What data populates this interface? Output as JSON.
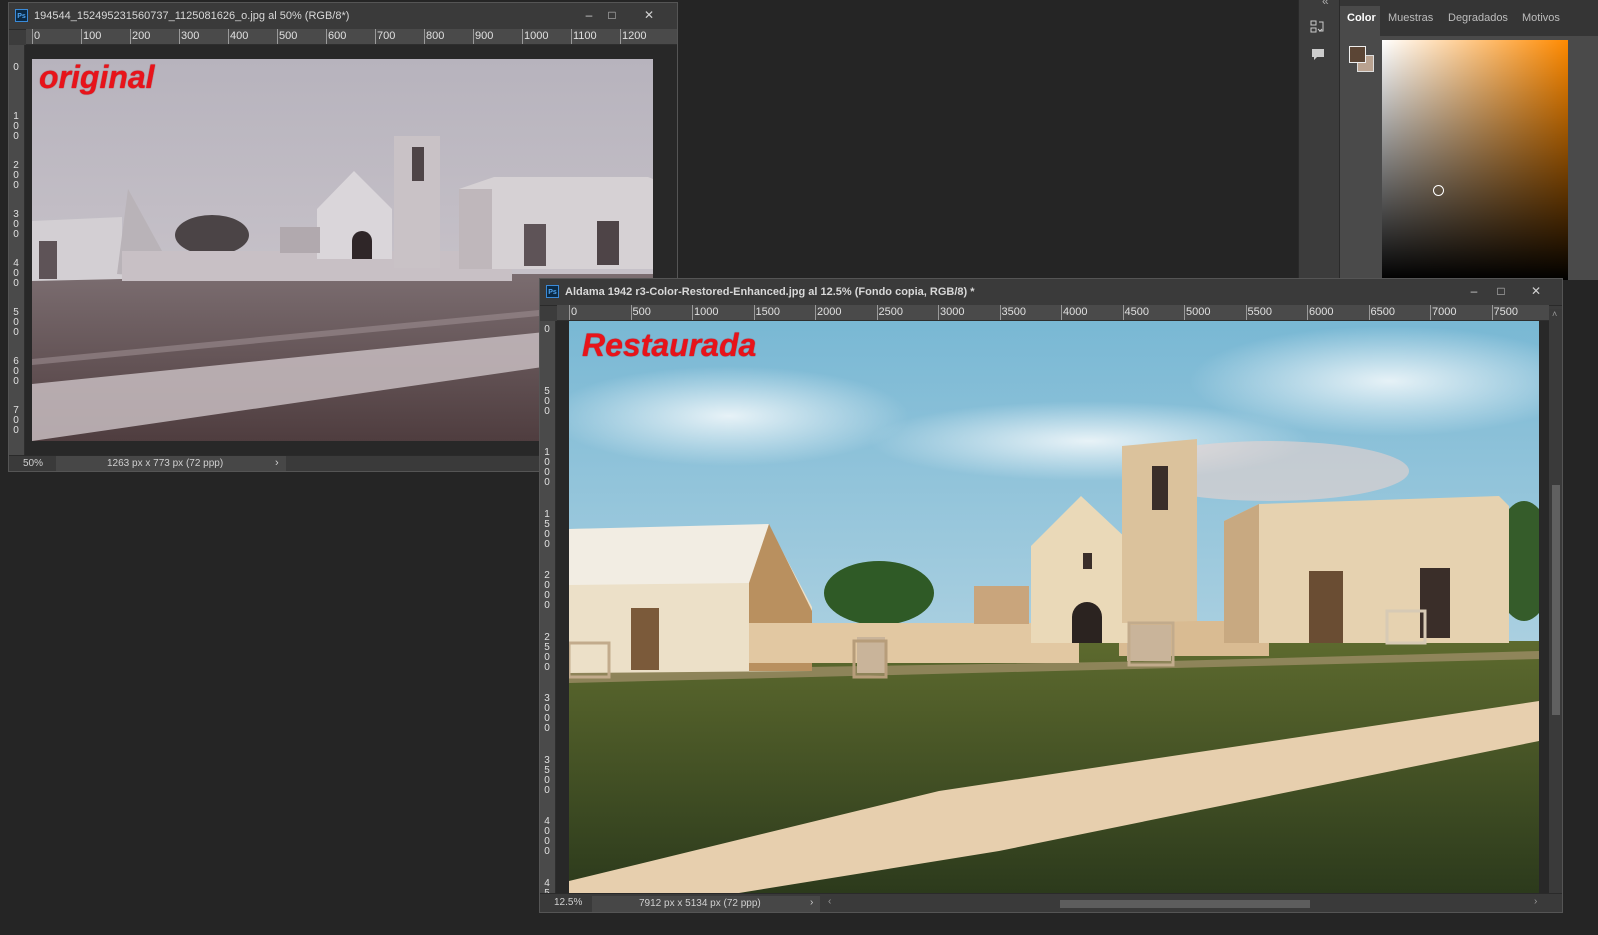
{
  "colors": {
    "app_bg": "#252525",
    "panel_bg": "#3c3c3c",
    "overlay_text": "#e8131a",
    "foreground_color": "#5b4535",
    "background_color": "#b9a290"
  },
  "window1": {
    "title": "194544_152495231560737_1125081626_o.jpg al 50% (RGB/8*)",
    "overlay_label": "original",
    "ruler_h": [
      "0",
      "100",
      "200",
      "300",
      "400",
      "500",
      "600",
      "700",
      "800",
      "900",
      "1000",
      "1100",
      "1200"
    ],
    "ruler_v": [
      "0",
      "1\n0\n0",
      "2\n0\n0",
      "3\n0\n0",
      "4\n0\n0",
      "5\n0\n0",
      "6\n0\n0",
      "7\n0\n0"
    ],
    "zoom": "50%",
    "doc_info": "1263 px x 773 px (72 ppp)",
    "arrow_icon": "chevron-right-icon"
  },
  "window2": {
    "title": "Aldama 1942 r3-Color-Restored-Enhanced.jpg al 12.5% (Fondo copia, RGB/8) *",
    "overlay_label": "Restaurada",
    "ruler_h": [
      "0",
      "500",
      "1000",
      "1500",
      "2000",
      "2500",
      "3000",
      "3500",
      "4000",
      "4500",
      "5000",
      "5500",
      "6000",
      "6500",
      "7000",
      "7500"
    ],
    "ruler_v": [
      "0",
      "5\n0\n0",
      "1\n0\n0\n0",
      "1\n5\n0\n0",
      "2\n0\n0\n0",
      "2\n5\n0\n0",
      "3\n0\n0\n0",
      "3\n5\n0\n0",
      "4\n0\n0\n0",
      "4\n5"
    ],
    "zoom": "12.5%",
    "doc_info": "7912 px x 5134 px (72 ppp)"
  },
  "window_controls": {
    "minimize": "–",
    "maximize": "□",
    "close": "✕"
  },
  "right_panel": {
    "tabs": [
      "Color",
      "Muestras",
      "Degradados",
      "Motivos"
    ],
    "active_tab": "Color",
    "collapse_glyph": "«"
  }
}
━━━━━━━━━━━━━━━━
Each line above is to be copied verbatim. Drop any image from the copy.

SOLUTION TO THIS PROBLEM
What data populates this interface? Output as JSON.
{
  "colors": {
    "app_bg": "#252525",
    "panel_bg": "#3c3c3c",
    "overlay_text": "#e8131a",
    "foreground_color": "#5b4535",
    "background_color": "#b9a290"
  },
  "window1": {
    "title": "194544_152495231560737_1125081626_o.jpg al 50% (RGB/8*)",
    "overlay_label": "original",
    "ruler_h": [
      "0",
      "100",
      "200",
      "300",
      "400",
      "500",
      "600",
      "700",
      "800",
      "900",
      "1000",
      "1100",
      "1200"
    ],
    "ruler_v": [
      "0",
      "1\n0\n0",
      "2\n0\n0",
      "3\n0\n0",
      "4\n0\n0",
      "5\n0\n0",
      "6\n0\n0",
      "7\n0\n0"
    ],
    "zoom": "50%",
    "doc_info": "1263 px x 773 px (72 ppp)",
    "arrow_icon": "chevron-right-icon"
  },
  "window2": {
    "title": "Aldama 1942 r3-Color-Restored-Enhanced.jpg al 12.5% (Fondo copia, RGB/8) *",
    "overlay_label": "Restaurada",
    "ruler_h": [
      "0",
      "500",
      "1000",
      "1500",
      "2000",
      "2500",
      "3000",
      "3500",
      "4000",
      "4500",
      "5000",
      "5500",
      "6000",
      "6500",
      "7000",
      "7500"
    ],
    "ruler_v": [
      "0",
      "5\n0\n0",
      "1\n0\n0\n0",
      "1\n5\n0\n0",
      "2\n0\n0\n0",
      "2\n5\n0\n0",
      "3\n0\n0\n0",
      "3\n5\n0\n0",
      "4\n0\n0\n0",
      "4\n5"
    ],
    "zoom": "12.5%",
    "doc_info": "7912 px x 5134 px (72 ppp)"
  },
  "window_controls": {
    "minimize": "–",
    "maximize": "□",
    "close": "✕"
  },
  "right_panel": {
    "tabs": [
      "Color",
      "Muestras",
      "Degradados",
      "Motivos"
    ],
    "active_tab": "Color",
    "collapse_glyph": "«"
  }
}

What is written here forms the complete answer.